• _TASK DESCRIPTION_
Write out the material exactly, without any of its pictures.

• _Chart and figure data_
::::::

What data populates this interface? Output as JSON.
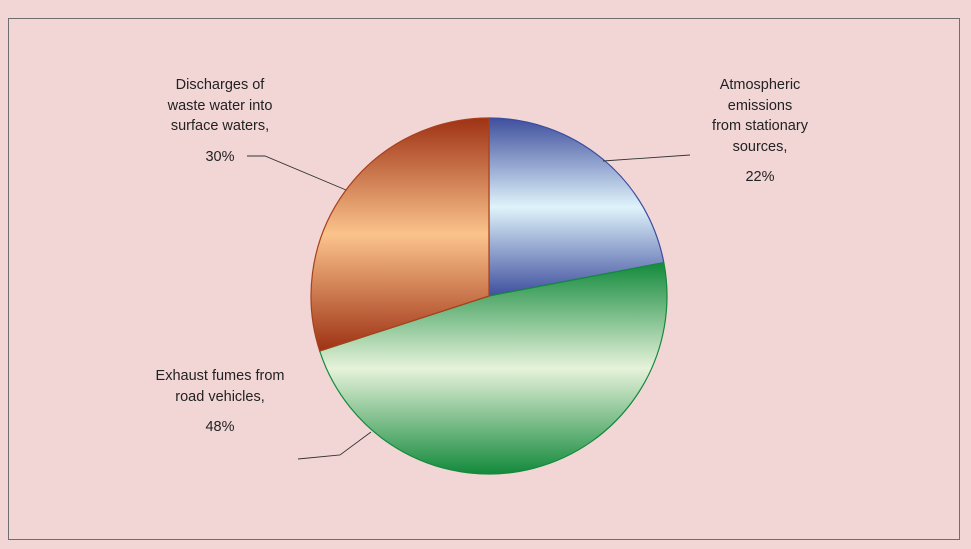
{
  "chart_data": {
    "type": "pie",
    "title": "",
    "categories": [
      "Atmospheric emissions from stationary sources,",
      "Exhaust fumes from road vehicles,",
      "Discharges of waste water into surface waters,"
    ],
    "values": [
      22,
      48,
      30
    ],
    "value_labels": [
      "22%",
      "48%",
      "30%"
    ],
    "start_angle_deg": 0,
    "direction": "clockwise",
    "legend": "none",
    "labels": [
      {
        "lines": [
          "Atmospheric",
          "emissions",
          "from stationary",
          "sources,"
        ],
        "percent": "22%"
      },
      {
        "lines": [
          "Exhaust fumes from",
          "road vehicles,"
        ],
        "percent": "48%"
      },
      {
        "lines": [
          "Discharges of",
          "waste water into",
          "surface waters,"
        ],
        "percent": "30%"
      }
    ],
    "colors": {
      "slice_1": {
        "dark": "#3f4f9e",
        "light": "#dff3fb",
        "edge": "#3a4ca0"
      },
      "slice_2": {
        "dark": "#138a3c",
        "light": "#e6f2da",
        "edge": "#138a3c"
      },
      "slice_3": {
        "dark": "#9e3214",
        "light": "#fbc38c",
        "edge": "#a8401c"
      }
    },
    "background": "#f2d6d6"
  }
}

::::::

• _TASK RESULT_
What data populates this interface? Output as JSON.
{
  "chart_data": {
    "type": "pie",
    "title": "",
    "categories": [
      "Atmospheric emissions from stationary sources,",
      "Exhaust fumes from road vehicles,",
      "Discharges of waste water into surface waters,"
    ],
    "values": [
      22,
      48,
      30
    ],
    "value_labels": [
      "22%",
      "48%",
      "30%"
    ],
    "start_angle_deg": 0,
    "direction": "clockwise",
    "legend": "none",
    "labels": [
      {
        "lines": [
          "Atmospheric",
          "emissions",
          "from stationary",
          "sources,"
        ],
        "percent": "22%"
      },
      {
        "lines": [
          "Exhaust fumes from",
          "road vehicles,"
        ],
        "percent": "48%"
      },
      {
        "lines": [
          "Discharges of",
          "waste water into",
          "surface waters,"
        ],
        "percent": "30%"
      }
    ],
    "colors": {
      "slice_1": {
        "dark": "#3f4f9e",
        "light": "#dff3fb",
        "edge": "#3a4ca0"
      },
      "slice_2": {
        "dark": "#138a3c",
        "light": "#e6f2da",
        "edge": "#138a3c"
      },
      "slice_3": {
        "dark": "#9e3214",
        "light": "#fbc38c",
        "edge": "#a8401c"
      }
    },
    "background": "#f2d6d6"
  }
}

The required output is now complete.